>> BEGIN
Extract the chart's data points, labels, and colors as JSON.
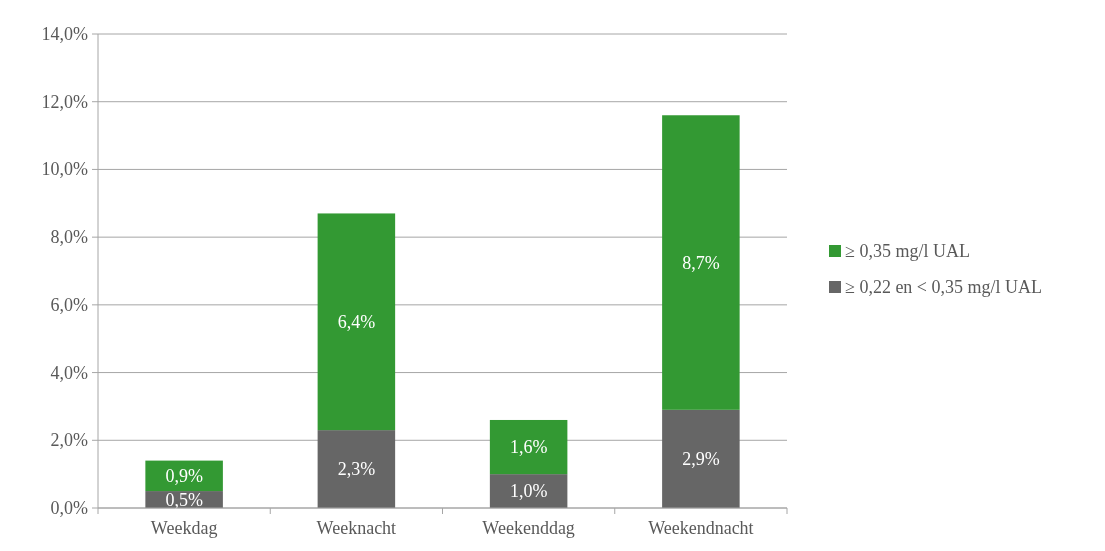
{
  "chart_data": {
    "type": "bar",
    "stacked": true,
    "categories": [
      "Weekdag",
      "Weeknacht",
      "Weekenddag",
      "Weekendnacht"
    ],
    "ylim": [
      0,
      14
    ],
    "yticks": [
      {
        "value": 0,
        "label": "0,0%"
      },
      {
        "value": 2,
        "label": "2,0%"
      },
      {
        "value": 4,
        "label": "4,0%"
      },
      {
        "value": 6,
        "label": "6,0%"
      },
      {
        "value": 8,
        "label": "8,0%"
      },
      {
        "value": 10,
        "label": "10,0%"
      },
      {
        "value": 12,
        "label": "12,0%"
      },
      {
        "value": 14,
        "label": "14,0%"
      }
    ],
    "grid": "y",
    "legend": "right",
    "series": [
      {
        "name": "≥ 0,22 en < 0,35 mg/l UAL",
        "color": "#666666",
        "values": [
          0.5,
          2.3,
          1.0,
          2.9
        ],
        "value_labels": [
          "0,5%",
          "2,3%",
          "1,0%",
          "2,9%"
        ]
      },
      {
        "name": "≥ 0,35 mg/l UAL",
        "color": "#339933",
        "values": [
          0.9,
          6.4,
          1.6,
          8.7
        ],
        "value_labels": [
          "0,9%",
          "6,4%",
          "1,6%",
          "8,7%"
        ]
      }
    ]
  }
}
>> END
Exercise objective:
Each line in the records above should be reproduced exactly; images are not copied.

Answer to the problem:
Extract the chart's data points, labels, and colors as JSON.
{
  "chart_data": {
    "type": "bar",
    "stacked": true,
    "categories": [
      "Weekdag",
      "Weeknacht",
      "Weekenddag",
      "Weekendnacht"
    ],
    "ylim": [
      0,
      14
    ],
    "yticks": [
      {
        "value": 0,
        "label": "0,0%"
      },
      {
        "value": 2,
        "label": "2,0%"
      },
      {
        "value": 4,
        "label": "4,0%"
      },
      {
        "value": 6,
        "label": "6,0%"
      },
      {
        "value": 8,
        "label": "8,0%"
      },
      {
        "value": 10,
        "label": "10,0%"
      },
      {
        "value": 12,
        "label": "12,0%"
      },
      {
        "value": 14,
        "label": "14,0%"
      }
    ],
    "grid": "y",
    "legend": "right",
    "series": [
      {
        "name": "≥ 0,22 en < 0,35 mg/l UAL",
        "color": "#666666",
        "values": [
          0.5,
          2.3,
          1.0,
          2.9
        ],
        "value_labels": [
          "0,5%",
          "2,3%",
          "1,0%",
          "2,9%"
        ]
      },
      {
        "name": "≥ 0,35 mg/l UAL",
        "color": "#339933",
        "values": [
          0.9,
          6.4,
          1.6,
          8.7
        ],
        "value_labels": [
          "0,9%",
          "6,4%",
          "1,6%",
          "8,7%"
        ]
      }
    ]
  }
}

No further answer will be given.